Relaying communication technique can mitigate the wireless channel fading and improve the reliability of wireless links by exploiting the spatial diversity gains inherent in multiple user environments [7]. This can be achieved by using collaboration of relay nodes to form virtual multiple input multiple output (MIMO) without the need of multiple antennas at each node. Figure 1 depicts a system model of cooperative network. We can observe from this figure that the destination D can receive two signals from direct link and relaying link. It means that D has more opportunities to decode its own message; thus the performance of this system can be improved. There are two schemes of relaying technique: amplify-and-forward (AF) or decode-and-forward (DF). In AF relaying scheme, the relay simply sends a scaled copy of the received noisy signal to the destination, while in DF relaying scheme, the relay transmits a re-encoded copy to the destination, if the relay can successfully decode the transmitted message. In wireless relaying networks (e.g., energy-constrained wireless sensor networks), the relay nodes (e.g., cluster head nodes) are often subject to space limitation to equip a large battery for long lifetime using [8]. Thus, RF energy harvesting technique has been applied for this type of relay nodes to not only improve the throughput and reliability by exploiting the virtual spatial diversity but also promise everlasting network lifetime without requiring battery replacement. Due to the new imposed time-varying energy constraints, several technical issues, such as relaying protocols, power allocation, energy-information tradeoff, relay selection, cooperative spectrum sensing and sharing, security, etc., have been investigated for various relaying network models [6, 9, 10]. The challenges in these works become more complicated because the harvested energy varies according to channel fading, and the energy usage overtime needs to make a tradeoff between energy harvesting time and information processing time.

Figure 1.

A system model of cooperative network.

RECORDS |
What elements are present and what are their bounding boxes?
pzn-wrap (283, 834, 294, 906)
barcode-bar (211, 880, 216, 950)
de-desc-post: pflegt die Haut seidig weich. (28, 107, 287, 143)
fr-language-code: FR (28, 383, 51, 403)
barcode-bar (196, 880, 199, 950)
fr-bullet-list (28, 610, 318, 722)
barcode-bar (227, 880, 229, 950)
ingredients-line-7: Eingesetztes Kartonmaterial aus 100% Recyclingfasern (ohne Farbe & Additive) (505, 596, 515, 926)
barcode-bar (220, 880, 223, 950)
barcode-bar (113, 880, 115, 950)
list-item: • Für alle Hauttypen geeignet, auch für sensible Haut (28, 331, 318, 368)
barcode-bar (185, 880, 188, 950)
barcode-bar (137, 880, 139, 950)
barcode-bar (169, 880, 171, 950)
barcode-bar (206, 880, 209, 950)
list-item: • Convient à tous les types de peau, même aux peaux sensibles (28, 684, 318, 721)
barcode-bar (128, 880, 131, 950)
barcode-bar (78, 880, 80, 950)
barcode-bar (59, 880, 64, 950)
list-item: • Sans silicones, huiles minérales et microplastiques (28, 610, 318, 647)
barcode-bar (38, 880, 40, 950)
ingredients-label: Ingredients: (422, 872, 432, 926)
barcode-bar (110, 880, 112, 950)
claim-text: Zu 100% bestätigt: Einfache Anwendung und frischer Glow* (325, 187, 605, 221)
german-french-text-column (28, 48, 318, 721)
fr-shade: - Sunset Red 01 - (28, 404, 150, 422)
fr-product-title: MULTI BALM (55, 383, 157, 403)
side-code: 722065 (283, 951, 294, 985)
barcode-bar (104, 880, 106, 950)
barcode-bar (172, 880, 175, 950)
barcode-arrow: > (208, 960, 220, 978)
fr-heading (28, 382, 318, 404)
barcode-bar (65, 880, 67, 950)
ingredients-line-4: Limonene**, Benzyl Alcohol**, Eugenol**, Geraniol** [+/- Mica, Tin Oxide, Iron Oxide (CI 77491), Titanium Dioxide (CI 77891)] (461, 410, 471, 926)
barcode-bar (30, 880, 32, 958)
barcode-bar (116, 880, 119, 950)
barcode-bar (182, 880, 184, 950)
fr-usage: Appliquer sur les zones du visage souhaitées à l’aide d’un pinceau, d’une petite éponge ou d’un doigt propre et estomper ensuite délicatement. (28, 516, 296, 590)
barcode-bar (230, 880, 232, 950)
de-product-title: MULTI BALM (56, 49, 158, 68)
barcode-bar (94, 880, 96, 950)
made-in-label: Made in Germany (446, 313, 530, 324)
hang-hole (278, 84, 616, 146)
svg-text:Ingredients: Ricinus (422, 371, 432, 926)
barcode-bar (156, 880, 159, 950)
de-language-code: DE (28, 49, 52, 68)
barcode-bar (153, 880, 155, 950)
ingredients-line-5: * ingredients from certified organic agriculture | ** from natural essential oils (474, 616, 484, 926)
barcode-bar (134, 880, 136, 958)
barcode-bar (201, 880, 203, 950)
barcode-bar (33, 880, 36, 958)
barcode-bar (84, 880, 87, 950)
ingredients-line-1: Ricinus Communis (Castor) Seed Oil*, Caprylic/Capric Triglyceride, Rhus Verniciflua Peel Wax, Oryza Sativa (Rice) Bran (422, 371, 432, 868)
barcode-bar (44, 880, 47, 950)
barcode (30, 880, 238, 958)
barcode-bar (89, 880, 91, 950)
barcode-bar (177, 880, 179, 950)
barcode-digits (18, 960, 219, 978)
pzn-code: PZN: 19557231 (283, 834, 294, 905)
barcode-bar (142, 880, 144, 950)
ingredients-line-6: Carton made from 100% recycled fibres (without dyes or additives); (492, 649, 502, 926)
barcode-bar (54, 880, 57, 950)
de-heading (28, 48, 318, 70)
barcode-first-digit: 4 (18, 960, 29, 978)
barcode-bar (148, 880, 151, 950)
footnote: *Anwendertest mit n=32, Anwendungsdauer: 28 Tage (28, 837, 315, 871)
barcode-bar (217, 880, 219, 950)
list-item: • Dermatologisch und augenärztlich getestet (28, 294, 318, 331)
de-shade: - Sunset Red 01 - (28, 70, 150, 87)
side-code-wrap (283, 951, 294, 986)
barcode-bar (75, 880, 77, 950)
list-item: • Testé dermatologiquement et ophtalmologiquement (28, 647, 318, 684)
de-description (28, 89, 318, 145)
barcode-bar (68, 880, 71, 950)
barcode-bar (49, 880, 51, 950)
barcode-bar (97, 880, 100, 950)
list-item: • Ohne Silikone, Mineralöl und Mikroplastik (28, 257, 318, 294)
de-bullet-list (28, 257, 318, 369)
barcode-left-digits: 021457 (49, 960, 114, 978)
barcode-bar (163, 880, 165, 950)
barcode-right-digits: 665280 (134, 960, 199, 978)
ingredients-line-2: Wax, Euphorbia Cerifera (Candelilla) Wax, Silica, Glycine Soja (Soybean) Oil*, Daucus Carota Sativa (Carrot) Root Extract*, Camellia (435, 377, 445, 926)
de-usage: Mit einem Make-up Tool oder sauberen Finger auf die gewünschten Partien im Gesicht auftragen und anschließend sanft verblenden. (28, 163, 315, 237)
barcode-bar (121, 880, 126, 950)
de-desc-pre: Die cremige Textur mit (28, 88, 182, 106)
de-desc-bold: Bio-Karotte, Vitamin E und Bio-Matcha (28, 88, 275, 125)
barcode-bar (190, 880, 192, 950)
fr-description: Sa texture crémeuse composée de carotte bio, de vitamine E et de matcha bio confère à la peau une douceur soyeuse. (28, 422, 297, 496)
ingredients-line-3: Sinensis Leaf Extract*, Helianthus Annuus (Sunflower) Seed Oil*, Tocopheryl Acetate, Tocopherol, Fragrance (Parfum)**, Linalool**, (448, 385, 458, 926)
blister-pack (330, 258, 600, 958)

WHAT IS ASKED | Write what follows in the passage on energy-harvesting relay networks, beginning after its final line. The entries are separate material and are not part of the passage on energy-harvesting relay networks.

OUTPUT FOR THIS EXERCISE |
The next-generation networks (5G and beyond) are supported with very high data rate, ultralow latency, massive connections, and very high mobility to satisfy the fast-increasing users and demands. To fulfill these targets, the relaying and non-orthogonal multiple access (NOMA) techniques are proposed to extend the coverage of network, improve the performance, achieve high spectral efficiency, and support dense networks [11]. In NOMA scheme, the source superposes all messages before transmitting them to users as Figure 2. In this figure, we can see that the near receiver (or better user) uses successive interference cancelation (SIC) to obtain the far user’s message first (due to it is allocated with more transmit power) and subtracts this component from the received signal to obtain its own message. Compared to conventional orthogonal multiple access (OMA), for example, frequency division multiple access (FDMA), time division multiple access (TDMA), and code division multiple access (CDMA), NOMA simultaneously serves multiple user equipment on the same resource blocks by splitting users into power domain [11]; therefore it can improve spectral efficiency of wireless network.

Figure 2.

Illustration of NOMA.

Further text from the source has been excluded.